= Exercise =
Print the records below exactly as they appear.

* Begin Working data *

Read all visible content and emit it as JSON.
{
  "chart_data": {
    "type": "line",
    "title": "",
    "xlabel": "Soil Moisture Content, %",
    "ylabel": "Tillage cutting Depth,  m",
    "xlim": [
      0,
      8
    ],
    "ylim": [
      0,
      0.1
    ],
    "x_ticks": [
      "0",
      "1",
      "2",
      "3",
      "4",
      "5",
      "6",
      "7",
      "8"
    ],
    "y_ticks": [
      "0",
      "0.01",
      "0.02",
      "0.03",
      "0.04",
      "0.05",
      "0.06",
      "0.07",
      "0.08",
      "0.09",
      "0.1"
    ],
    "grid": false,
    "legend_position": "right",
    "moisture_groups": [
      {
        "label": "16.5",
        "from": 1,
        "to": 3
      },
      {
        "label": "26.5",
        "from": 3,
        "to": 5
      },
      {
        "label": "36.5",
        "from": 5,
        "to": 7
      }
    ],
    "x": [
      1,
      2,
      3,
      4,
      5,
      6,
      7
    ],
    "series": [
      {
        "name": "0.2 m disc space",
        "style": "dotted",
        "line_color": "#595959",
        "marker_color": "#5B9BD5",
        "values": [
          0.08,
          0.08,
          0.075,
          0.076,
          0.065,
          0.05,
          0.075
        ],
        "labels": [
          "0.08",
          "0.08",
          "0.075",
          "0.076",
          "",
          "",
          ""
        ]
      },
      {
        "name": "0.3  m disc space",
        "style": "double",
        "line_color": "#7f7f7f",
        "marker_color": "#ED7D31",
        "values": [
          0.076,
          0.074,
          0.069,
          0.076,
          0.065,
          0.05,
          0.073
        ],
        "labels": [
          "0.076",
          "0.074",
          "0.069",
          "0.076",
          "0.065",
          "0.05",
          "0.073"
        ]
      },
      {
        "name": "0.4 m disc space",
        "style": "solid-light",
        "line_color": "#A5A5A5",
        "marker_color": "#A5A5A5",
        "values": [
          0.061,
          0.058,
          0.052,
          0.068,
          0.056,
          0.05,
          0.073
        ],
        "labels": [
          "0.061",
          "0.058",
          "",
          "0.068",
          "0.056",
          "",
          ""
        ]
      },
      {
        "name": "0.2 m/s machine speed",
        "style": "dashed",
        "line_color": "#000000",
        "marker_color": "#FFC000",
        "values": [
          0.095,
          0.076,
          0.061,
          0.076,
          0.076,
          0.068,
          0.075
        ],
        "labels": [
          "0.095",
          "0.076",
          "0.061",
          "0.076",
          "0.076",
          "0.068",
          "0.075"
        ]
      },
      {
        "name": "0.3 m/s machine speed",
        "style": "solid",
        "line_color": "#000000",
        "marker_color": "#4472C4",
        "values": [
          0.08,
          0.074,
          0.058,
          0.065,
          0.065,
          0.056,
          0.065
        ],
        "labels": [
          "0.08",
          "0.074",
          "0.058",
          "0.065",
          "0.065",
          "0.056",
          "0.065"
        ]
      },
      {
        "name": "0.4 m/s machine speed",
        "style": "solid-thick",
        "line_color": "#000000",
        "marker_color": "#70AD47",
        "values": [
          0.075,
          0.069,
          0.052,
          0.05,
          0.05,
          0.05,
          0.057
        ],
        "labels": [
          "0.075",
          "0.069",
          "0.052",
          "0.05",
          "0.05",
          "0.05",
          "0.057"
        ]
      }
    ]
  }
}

* End Working data *

= Result =
Read all visible content and emit it as JSON.
{
  "chart_data": {
    "type": "line",
    "title": "",
    "xlabel": "Soil Moisture Content, %",
    "ylabel": "Tillage cutting Depth,  m",
    "xlim": [
      0,
      8
    ],
    "ylim": [
      0,
      0.1
    ],
    "x_ticks": [
      "0",
      "1",
      "2",
      "3",
      "4",
      "5",
      "6",
      "7",
      "8"
    ],
    "y_ticks": [
      "0",
      "0.01",
      "0.02",
      "0.03",
      "0.04",
      "0.05",
      "0.06",
      "0.07",
      "0.08",
      "0.09",
      "0.1"
    ],
    "grid": false,
    "legend_position": "right",
    "moisture_groups": [
      {
        "label": "16.5",
        "from": 1,
        "to": 3
      },
      {
        "label": "26.5",
        "from": 3,
        "to": 5
      },
      {
        "label": "36.5",
        "from": 5,
        "to": 7
      }
    ],
    "x": [
      1,
      2,
      3,
      4,
      5,
      6,
      7
    ],
    "series": [
      {
        "name": "0.2 m disc space",
        "style": "dotted",
        "line_color": "#595959",
        "marker_color": "#5B9BD5",
        "values": [
          0.08,
          0.08,
          0.075,
          0.076,
          0.065,
          0.05,
          0.075
        ],
        "labels": [
          "0.08",
          "0.08",
          "0.075",
          "0.076",
          "",
          "",
          ""
        ]
      },
      {
        "name": "0.3  m disc space",
        "style": "double",
        "line_color": "#7f7f7f",
        "marker_color": "#ED7D31",
        "values": [
          0.076,
          0.074,
          0.069,
          0.076,
          0.065,
          0.05,
          0.073
        ],
        "labels": [
          "0.076",
          "0.074",
          "0.069",
          "0.076",
          "0.065",
          "0.05",
          "0.073"
        ]
      },
      {
        "name": "0.4 m disc space",
        "style": "solid-light",
        "line_color": "#A5A5A5",
        "marker_color": "#A5A5A5",
        "values": [
          0.061,
          0.058,
          0.052,
          0.068,
          0.056,
          0.05,
          0.073
        ],
        "labels": [
          "0.061",
          "0.058",
          "",
          "0.068",
          "0.056",
          "",
          ""
        ]
      },
      {
        "name": "0.2 m/s machine speed",
        "style": "dashed",
        "line_color": "#000000",
        "marker_color": "#FFC000",
        "values": [
          0.095,
          0.076,
          0.061,
          0.076,
          0.076,
          0.068,
          0.075
        ],
        "labels": [
          "0.095",
          "0.076",
          "0.061",
          "0.076",
          "0.076",
          "0.068",
          "0.075"
        ]
      },
      {
        "name": "0.3 m/s machine speed",
        "style": "solid",
        "line_color": "#000000",
        "marker_color": "#4472C4",
        "values": [
          0.08,
          0.074,
          0.058,
          0.065,
          0.065,
          0.056,
          0.065
        ],
        "labels": [
          "0.08",
          "0.074",
          "0.058",
          "0.065",
          "0.065",
          "0.056",
          "0.065"
        ]
      },
      {
        "name": "0.4 m/s machine speed",
        "style": "solid-thick",
        "line_color": "#000000",
        "marker_color": "#70AD47",
        "values": [
          0.075,
          0.069,
          0.052,
          0.05,
          0.05,
          0.05,
          0.057
        ],
        "labels": [
          "0.075",
          "0.069",
          "0.052",
          "0.05",
          "0.05",
          "0.05",
          "0.057"
        ]
      }
    ]
  }
}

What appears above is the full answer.